%%

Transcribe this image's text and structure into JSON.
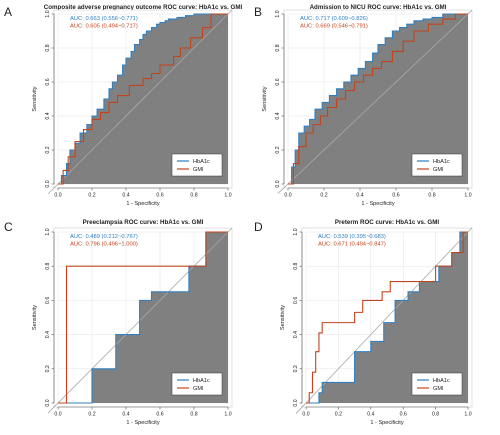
{
  "figure": {
    "panels": [
      {
        "letter": "A"
      },
      {
        "letter": "B"
      },
      {
        "letter": "C"
      },
      {
        "letter": "D"
      }
    ]
  },
  "colors": {
    "hba1c": "#2f7fc1",
    "gmi": "#c0451f",
    "fill": "#808080",
    "diagonal": "#a8a8a8",
    "grid": "#e3e3e3",
    "axis": "#555555",
    "text": "#222222"
  },
  "chart_data": [
    {
      "type": "line",
      "panel": "A",
      "title": "Composite adverse pregnancy outcome ROC curve: HbA1c vs. GMI",
      "xlabel": "1 - Specificity",
      "ylabel": "Sensitivity",
      "xlim": [
        0,
        1
      ],
      "ylim": [
        0,
        1
      ],
      "xticks": [
        "0.0",
        "0.2",
        "0.4",
        "0.6",
        "0.8",
        "1.0"
      ],
      "yticks": [
        "0.0",
        "0.2",
        "0.4",
        "0.6",
        "0.8",
        "1.0"
      ],
      "grid": true,
      "legend_position": "bottom-right",
      "auc_labels": [
        "AUC: 0.663 (0.556~0.771)",
        "AUC: 0.605 (0.494~0.717)"
      ],
      "fill_under": "HbA1c",
      "series": [
        {
          "name": "HbA1c",
          "x": [
            0,
            0.02,
            0.02,
            0.05,
            0.05,
            0.07,
            0.07,
            0.1,
            0.1,
            0.13,
            0.13,
            0.17,
            0.17,
            0.2,
            0.2,
            0.23,
            0.23,
            0.27,
            0.27,
            0.3,
            0.3,
            0.32,
            0.32,
            0.35,
            0.35,
            0.38,
            0.38,
            0.4,
            0.4,
            0.43,
            0.43,
            0.45,
            0.45,
            0.48,
            0.48,
            0.5,
            0.5,
            0.52,
            0.52,
            0.55,
            0.55,
            0.58,
            0.58,
            0.6,
            0.6,
            0.63,
            0.63,
            0.65,
            0.65,
            0.7,
            0.7,
            0.75,
            0.75,
            0.8,
            0.8,
            0.85,
            0.85,
            0.88,
            0.88,
            0.92,
            0.92,
            0.96,
            0.96,
            1.0
          ],
          "y": [
            0,
            0,
            0.05,
            0.05,
            0.12,
            0.12,
            0.2,
            0.2,
            0.24,
            0.24,
            0.3,
            0.3,
            0.35,
            0.35,
            0.4,
            0.4,
            0.44,
            0.44,
            0.5,
            0.5,
            0.56,
            0.56,
            0.6,
            0.6,
            0.64,
            0.64,
            0.7,
            0.7,
            0.74,
            0.74,
            0.78,
            0.78,
            0.82,
            0.82,
            0.85,
            0.85,
            0.88,
            0.88,
            0.9,
            0.9,
            0.92,
            0.92,
            0.94,
            0.94,
            0.95,
            0.95,
            0.96,
            0.96,
            0.97,
            0.97,
            0.98,
            0.98,
            0.99,
            0.99,
            1.0,
            1.0,
            1.0,
            1.0,
            1.0,
            1.0,
            1.0,
            1.0,
            1.0,
            1.0
          ]
        },
        {
          "name": "GMI",
          "x": [
            0,
            0.03,
            0.03,
            0.06,
            0.06,
            0.1,
            0.1,
            0.15,
            0.15,
            0.2,
            0.2,
            0.25,
            0.25,
            0.3,
            0.3,
            0.35,
            0.35,
            0.42,
            0.42,
            0.5,
            0.5,
            0.55,
            0.55,
            0.6,
            0.6,
            0.68,
            0.68,
            0.72,
            0.72,
            0.78,
            0.78,
            0.85,
            0.85,
            0.9,
            0.9,
            1.0
          ],
          "y": [
            0,
            0,
            0.08,
            0.08,
            0.16,
            0.16,
            0.25,
            0.25,
            0.32,
            0.32,
            0.38,
            0.38,
            0.42,
            0.42,
            0.48,
            0.48,
            0.52,
            0.52,
            0.58,
            0.58,
            0.62,
            0.62,
            0.65,
            0.65,
            0.7,
            0.7,
            0.75,
            0.75,
            0.8,
            0.8,
            0.86,
            0.86,
            0.92,
            0.92,
            1.0,
            1.0
          ]
        }
      ]
    },
    {
      "type": "line",
      "panel": "B",
      "title": "Admission to NICU ROC curve: HbA1c vs. GMI",
      "xlabel": "1 - Specificity",
      "ylabel": "Sensitivity",
      "xlim": [
        0,
        1
      ],
      "ylim": [
        0,
        1
      ],
      "xticks": [
        "0.0",
        "0.2",
        "0.4",
        "0.6",
        "0.8",
        "1.0"
      ],
      "yticks": [
        "0.0",
        "0.2",
        "0.4",
        "0.6",
        "0.8",
        "1.0"
      ],
      "grid": true,
      "legend_position": "bottom-right",
      "auc_labels": [
        "AUC: 0.717 (0.609~0.826)",
        "AUC: 0.669 (0.546~0.791)"
      ],
      "fill_under": "HbA1c",
      "series": [
        {
          "name": "HbA1c",
          "x": [
            0,
            0.02,
            0.02,
            0.04,
            0.04,
            0.06,
            0.06,
            0.09,
            0.09,
            0.12,
            0.12,
            0.15,
            0.15,
            0.19,
            0.19,
            0.23,
            0.23,
            0.27,
            0.27,
            0.31,
            0.31,
            0.35,
            0.35,
            0.39,
            0.39,
            0.43,
            0.43,
            0.47,
            0.47,
            0.5,
            0.5,
            0.54,
            0.54,
            0.58,
            0.58,
            0.62,
            0.62,
            0.66,
            0.66,
            0.7,
            0.7,
            0.75,
            0.75,
            0.8,
            0.8,
            0.86,
            0.86,
            0.92,
            0.92,
            1.0
          ],
          "y": [
            0,
            0,
            0.1,
            0.1,
            0.2,
            0.2,
            0.3,
            0.3,
            0.34,
            0.34,
            0.38,
            0.38,
            0.44,
            0.44,
            0.48,
            0.48,
            0.52,
            0.52,
            0.56,
            0.56,
            0.6,
            0.6,
            0.64,
            0.64,
            0.68,
            0.68,
            0.72,
            0.72,
            0.77,
            0.77,
            0.82,
            0.82,
            0.86,
            0.86,
            0.9,
            0.9,
            0.92,
            0.92,
            0.94,
            0.94,
            0.96,
            0.96,
            0.97,
            0.97,
            0.98,
            0.98,
            1.0,
            1.0,
            1.0,
            1.0
          ]
        },
        {
          "name": "GMI",
          "x": [
            0,
            0.03,
            0.03,
            0.06,
            0.06,
            0.1,
            0.1,
            0.14,
            0.14,
            0.18,
            0.18,
            0.22,
            0.22,
            0.27,
            0.27,
            0.32,
            0.32,
            0.37,
            0.37,
            0.42,
            0.42,
            0.47,
            0.47,
            0.52,
            0.52,
            0.58,
            0.58,
            0.64,
            0.64,
            0.7,
            0.7,
            0.78,
            0.78,
            0.86,
            0.86,
            0.93,
            0.93,
            1.0
          ],
          "y": [
            0,
            0,
            0.12,
            0.12,
            0.22,
            0.22,
            0.3,
            0.3,
            0.35,
            0.35,
            0.4,
            0.4,
            0.45,
            0.45,
            0.5,
            0.5,
            0.55,
            0.55,
            0.6,
            0.6,
            0.64,
            0.64,
            0.68,
            0.68,
            0.72,
            0.72,
            0.78,
            0.78,
            0.84,
            0.84,
            0.9,
            0.9,
            0.94,
            0.94,
            0.97,
            0.97,
            1.0,
            1.0
          ]
        }
      ]
    },
    {
      "type": "line",
      "panel": "C",
      "title": "Preeclampsia ROC curve: HbA1c vs. GMI",
      "xlabel": "1 - Specificity",
      "ylabel": "Sensitivity",
      "xlim": [
        0,
        1
      ],
      "ylim": [
        0,
        1
      ],
      "xticks": [
        "0.0",
        "0.2",
        "0.4",
        "0.6",
        "0.8",
        "1.0"
      ],
      "yticks": [
        "0.0",
        "0.2",
        "0.4",
        "0.6",
        "0.8",
        "1.0"
      ],
      "grid": true,
      "legend_position": "bottom-right",
      "auc_labels": [
        "AUC: 0.489 (0.212~0.767)",
        "AUC: 0.796 (0.496~1.000)"
      ],
      "fill_under": "HbA1c",
      "series": [
        {
          "name": "HbA1c",
          "x": [
            0,
            0.2,
            0.2,
            0.34,
            0.34,
            0.48,
            0.48,
            0.55,
            0.55,
            0.77,
            0.77,
            0.87,
            0.87,
            0.93,
            0.93,
            1.0
          ],
          "y": [
            0,
            0,
            0.2,
            0.2,
            0.4,
            0.4,
            0.6,
            0.6,
            0.65,
            0.65,
            0.8,
            0.8,
            1.0,
            1.0,
            1.0,
            1.0
          ]
        },
        {
          "name": "GMI",
          "x": [
            0,
            0.05,
            0.05,
            0.75,
            0.75,
            0.87,
            0.87,
            1.0
          ],
          "y": [
            0,
            0,
            0.8,
            0.8,
            0.8,
            0.8,
            1.0,
            1.0
          ]
        }
      ]
    },
    {
      "type": "line",
      "panel": "D",
      "title": "Preterm ROC curve: HbA1c vs. GMI",
      "xlabel": "1 - Specificity",
      "ylabel": "Sensitivity",
      "xlim": [
        0,
        1
      ],
      "ylim": [
        0,
        1
      ],
      "xticks": [
        "0.0",
        "0.2",
        "0.4",
        "0.6",
        "0.8",
        "1.0"
      ],
      "yticks": [
        "0.0",
        "0.2",
        "0.4",
        "0.6",
        "0.8",
        "1.0"
      ],
      "grid": true,
      "legend_position": "bottom-right",
      "auc_labels": [
        "AUC: 0.539 (0.395~0.683)",
        "AUC: 0.671 (0.494~0.847)"
      ],
      "fill_under": "HbA1c",
      "series": [
        {
          "name": "HbA1c",
          "x": [
            0,
            0.08,
            0.08,
            0.1,
            0.1,
            0.3,
            0.3,
            0.4,
            0.4,
            0.48,
            0.48,
            0.55,
            0.55,
            0.63,
            0.63,
            0.7,
            0.7,
            0.82,
            0.82,
            0.9,
            0.9,
            0.95,
            0.95,
            1.0
          ],
          "y": [
            0,
            0,
            0.06,
            0.06,
            0.12,
            0.12,
            0.3,
            0.3,
            0.36,
            0.36,
            0.47,
            0.47,
            0.6,
            0.6,
            0.65,
            0.65,
            0.71,
            0.71,
            0.8,
            0.8,
            0.88,
            0.88,
            1.0,
            1.0
          ]
        },
        {
          "name": "GMI",
          "x": [
            0,
            0.02,
            0.02,
            0.04,
            0.04,
            0.06,
            0.06,
            0.08,
            0.08,
            0.1,
            0.1,
            0.3,
            0.3,
            0.35,
            0.35,
            0.47,
            0.47,
            0.52,
            0.52,
            0.55,
            0.55,
            0.8,
            0.8,
            0.9,
            0.9,
            0.97,
            0.97,
            1.0
          ],
          "y": [
            0,
            0,
            0.06,
            0.06,
            0.18,
            0.18,
            0.3,
            0.3,
            0.41,
            0.41,
            0.47,
            0.47,
            0.53,
            0.53,
            0.6,
            0.6,
            0.65,
            0.65,
            0.71,
            0.71,
            0.71,
            0.71,
            0.8,
            0.8,
            0.88,
            0.88,
            1.0,
            1.0
          ]
        }
      ]
    }
  ]
}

%%

| What to produce |
Each line that holds the word "curve" should be extracted from the records.

| Solution below |
      "title": "Composite adverse pregnancy outcome ROC curve: HbA1c vs. GMI",
      "title": "Admission to NICU ROC curve: HbA1c vs. GMI",
      "title": "Preeclampsia ROC curve: HbA1c vs. GMI",
      "title": "Preterm ROC curve: HbA1c vs. GMI",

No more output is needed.